»»

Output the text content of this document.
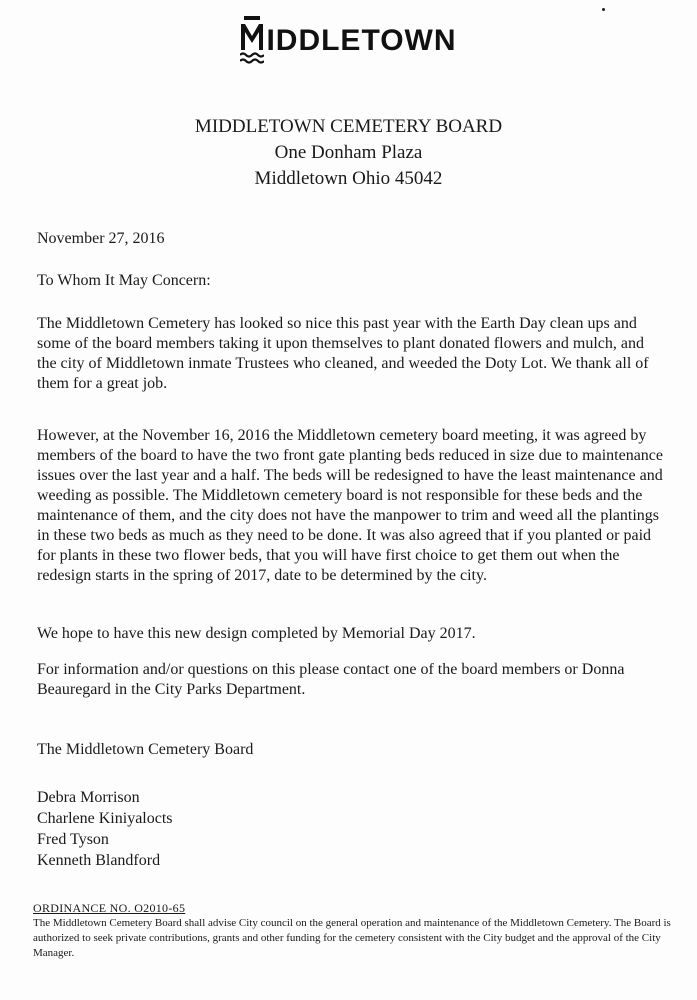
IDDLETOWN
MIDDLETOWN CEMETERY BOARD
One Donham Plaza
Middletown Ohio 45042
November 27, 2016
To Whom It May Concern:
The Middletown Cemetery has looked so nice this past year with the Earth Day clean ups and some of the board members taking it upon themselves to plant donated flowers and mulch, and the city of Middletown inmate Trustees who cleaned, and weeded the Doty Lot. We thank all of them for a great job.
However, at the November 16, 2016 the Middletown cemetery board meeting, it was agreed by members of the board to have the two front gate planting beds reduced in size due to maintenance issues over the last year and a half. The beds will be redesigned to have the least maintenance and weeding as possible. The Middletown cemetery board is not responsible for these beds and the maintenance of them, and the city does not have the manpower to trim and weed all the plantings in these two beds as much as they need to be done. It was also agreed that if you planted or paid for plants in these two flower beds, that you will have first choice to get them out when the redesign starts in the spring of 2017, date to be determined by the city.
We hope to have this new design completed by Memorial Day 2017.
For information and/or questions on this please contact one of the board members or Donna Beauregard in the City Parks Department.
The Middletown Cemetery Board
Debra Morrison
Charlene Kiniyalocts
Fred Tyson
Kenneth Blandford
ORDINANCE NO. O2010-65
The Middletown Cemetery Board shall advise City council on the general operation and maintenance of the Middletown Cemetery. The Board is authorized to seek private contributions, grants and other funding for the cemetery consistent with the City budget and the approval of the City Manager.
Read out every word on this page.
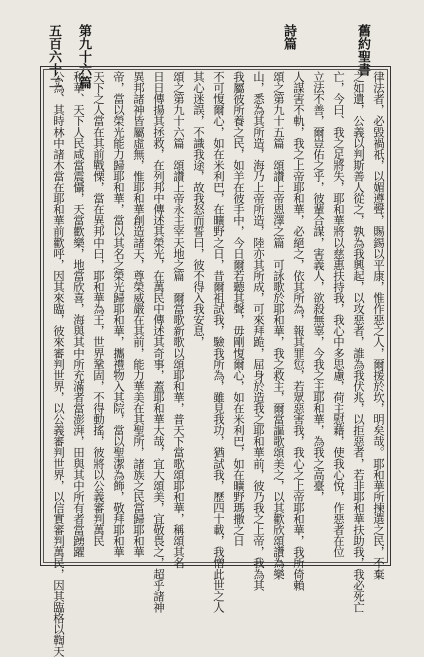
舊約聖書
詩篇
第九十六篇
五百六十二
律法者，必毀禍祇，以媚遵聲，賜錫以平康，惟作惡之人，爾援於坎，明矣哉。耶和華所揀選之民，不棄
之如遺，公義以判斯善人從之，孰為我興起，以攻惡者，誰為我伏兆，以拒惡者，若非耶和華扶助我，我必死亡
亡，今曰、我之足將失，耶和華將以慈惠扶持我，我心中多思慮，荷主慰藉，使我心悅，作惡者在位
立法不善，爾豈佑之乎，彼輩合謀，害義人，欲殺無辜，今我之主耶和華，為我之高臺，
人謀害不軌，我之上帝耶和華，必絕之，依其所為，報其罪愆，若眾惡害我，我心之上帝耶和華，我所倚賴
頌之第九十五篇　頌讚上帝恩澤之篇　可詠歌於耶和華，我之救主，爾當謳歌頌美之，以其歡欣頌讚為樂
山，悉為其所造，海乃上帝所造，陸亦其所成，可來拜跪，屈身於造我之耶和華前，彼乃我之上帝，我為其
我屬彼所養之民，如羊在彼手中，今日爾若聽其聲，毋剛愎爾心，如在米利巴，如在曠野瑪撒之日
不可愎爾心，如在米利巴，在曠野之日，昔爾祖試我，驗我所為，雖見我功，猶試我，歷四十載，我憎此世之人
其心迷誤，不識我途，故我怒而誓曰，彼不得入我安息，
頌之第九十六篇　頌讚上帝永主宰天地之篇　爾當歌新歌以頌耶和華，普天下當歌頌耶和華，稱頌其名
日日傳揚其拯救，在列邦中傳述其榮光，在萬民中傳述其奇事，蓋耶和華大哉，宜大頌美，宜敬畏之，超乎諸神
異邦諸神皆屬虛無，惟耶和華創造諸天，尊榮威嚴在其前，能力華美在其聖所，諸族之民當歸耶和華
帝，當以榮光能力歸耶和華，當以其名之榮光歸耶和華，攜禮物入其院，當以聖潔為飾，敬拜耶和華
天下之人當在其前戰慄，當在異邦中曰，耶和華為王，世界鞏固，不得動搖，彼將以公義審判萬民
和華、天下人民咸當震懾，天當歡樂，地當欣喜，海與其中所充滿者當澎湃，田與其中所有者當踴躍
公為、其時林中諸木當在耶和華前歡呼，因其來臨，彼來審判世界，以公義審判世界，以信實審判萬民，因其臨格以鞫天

««
»»

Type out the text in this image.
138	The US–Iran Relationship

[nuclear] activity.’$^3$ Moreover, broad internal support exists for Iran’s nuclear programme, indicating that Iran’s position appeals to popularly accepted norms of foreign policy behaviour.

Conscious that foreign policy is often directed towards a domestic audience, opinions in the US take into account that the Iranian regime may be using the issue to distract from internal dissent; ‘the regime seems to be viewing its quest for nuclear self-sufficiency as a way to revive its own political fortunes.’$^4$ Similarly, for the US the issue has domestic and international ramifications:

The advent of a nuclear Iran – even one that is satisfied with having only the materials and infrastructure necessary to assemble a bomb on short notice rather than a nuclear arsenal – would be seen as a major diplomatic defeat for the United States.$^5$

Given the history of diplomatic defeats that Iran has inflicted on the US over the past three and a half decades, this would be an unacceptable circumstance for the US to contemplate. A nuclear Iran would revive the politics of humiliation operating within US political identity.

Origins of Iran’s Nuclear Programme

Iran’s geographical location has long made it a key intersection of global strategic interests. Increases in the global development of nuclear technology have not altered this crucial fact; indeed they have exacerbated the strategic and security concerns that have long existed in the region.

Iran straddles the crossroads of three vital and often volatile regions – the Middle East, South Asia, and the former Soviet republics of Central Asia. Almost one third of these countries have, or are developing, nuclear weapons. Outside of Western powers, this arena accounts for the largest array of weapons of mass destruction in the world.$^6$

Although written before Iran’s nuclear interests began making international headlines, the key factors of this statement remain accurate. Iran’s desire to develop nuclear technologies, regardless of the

««
»»

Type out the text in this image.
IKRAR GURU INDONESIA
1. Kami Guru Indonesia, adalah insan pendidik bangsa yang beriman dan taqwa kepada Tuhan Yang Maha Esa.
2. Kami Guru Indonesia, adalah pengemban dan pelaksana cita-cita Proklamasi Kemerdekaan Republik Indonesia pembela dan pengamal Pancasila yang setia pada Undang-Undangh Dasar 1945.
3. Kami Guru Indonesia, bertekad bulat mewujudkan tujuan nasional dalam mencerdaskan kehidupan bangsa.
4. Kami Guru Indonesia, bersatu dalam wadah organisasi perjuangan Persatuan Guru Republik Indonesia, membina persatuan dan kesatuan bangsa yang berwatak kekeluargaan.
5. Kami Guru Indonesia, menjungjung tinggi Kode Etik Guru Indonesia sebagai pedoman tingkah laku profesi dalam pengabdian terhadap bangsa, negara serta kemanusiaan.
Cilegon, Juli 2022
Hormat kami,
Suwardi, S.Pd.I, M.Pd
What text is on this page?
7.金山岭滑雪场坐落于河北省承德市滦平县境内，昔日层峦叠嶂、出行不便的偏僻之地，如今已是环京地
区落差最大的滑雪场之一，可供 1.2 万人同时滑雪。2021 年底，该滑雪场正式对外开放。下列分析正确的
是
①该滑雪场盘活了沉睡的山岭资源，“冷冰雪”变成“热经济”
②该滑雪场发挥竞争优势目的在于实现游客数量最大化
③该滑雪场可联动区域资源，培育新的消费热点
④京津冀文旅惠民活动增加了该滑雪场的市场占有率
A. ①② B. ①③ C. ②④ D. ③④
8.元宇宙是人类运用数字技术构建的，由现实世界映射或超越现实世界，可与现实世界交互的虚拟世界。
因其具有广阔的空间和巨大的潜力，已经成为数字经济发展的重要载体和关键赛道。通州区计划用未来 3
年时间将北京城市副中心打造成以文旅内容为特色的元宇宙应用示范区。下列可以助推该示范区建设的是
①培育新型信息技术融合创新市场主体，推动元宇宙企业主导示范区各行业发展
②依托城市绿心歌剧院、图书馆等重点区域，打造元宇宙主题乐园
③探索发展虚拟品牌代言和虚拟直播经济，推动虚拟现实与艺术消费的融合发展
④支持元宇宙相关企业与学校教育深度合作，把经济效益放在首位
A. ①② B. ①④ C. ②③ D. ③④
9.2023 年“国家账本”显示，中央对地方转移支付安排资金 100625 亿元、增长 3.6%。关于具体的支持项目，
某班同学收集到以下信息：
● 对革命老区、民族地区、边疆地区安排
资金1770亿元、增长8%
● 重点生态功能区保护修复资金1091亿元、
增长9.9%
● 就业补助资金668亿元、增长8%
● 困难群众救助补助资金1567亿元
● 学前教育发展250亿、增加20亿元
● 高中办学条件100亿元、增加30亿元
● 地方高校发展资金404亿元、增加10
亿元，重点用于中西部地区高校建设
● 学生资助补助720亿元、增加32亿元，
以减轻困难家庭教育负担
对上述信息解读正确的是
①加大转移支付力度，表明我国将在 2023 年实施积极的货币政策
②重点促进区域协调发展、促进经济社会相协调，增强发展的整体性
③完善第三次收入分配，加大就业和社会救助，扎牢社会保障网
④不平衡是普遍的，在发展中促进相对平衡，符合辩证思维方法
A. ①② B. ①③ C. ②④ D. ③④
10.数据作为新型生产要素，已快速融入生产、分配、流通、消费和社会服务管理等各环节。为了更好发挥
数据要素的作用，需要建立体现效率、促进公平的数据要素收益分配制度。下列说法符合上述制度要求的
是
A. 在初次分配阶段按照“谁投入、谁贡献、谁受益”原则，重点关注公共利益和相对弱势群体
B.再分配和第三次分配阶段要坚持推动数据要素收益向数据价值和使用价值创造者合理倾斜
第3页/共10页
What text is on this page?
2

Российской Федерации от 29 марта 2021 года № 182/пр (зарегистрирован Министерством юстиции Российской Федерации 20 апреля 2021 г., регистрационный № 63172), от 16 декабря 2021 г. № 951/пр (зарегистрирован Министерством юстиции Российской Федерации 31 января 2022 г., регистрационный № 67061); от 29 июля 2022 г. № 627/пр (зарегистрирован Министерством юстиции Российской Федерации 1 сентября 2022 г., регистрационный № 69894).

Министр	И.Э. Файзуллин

««

Search the preceding listing for the word "Republik" and pull out every line that holds it.

2. Kami Guru Indonesia, adalah pengemban dan pelaksana cita-cita Proklamasi Kemerdekaan Republik Indonesia pembela dan pengamal Pancasila yang setia pada Undang-Undangh Dasar 1945.
4. Kami Guru Indonesia, bersatu dalam wadah organisasi perjuangan Persatuan Guru Republik Indonesia, membina persatuan dan kesatuan bangsa yang berwatak kekeluargaan.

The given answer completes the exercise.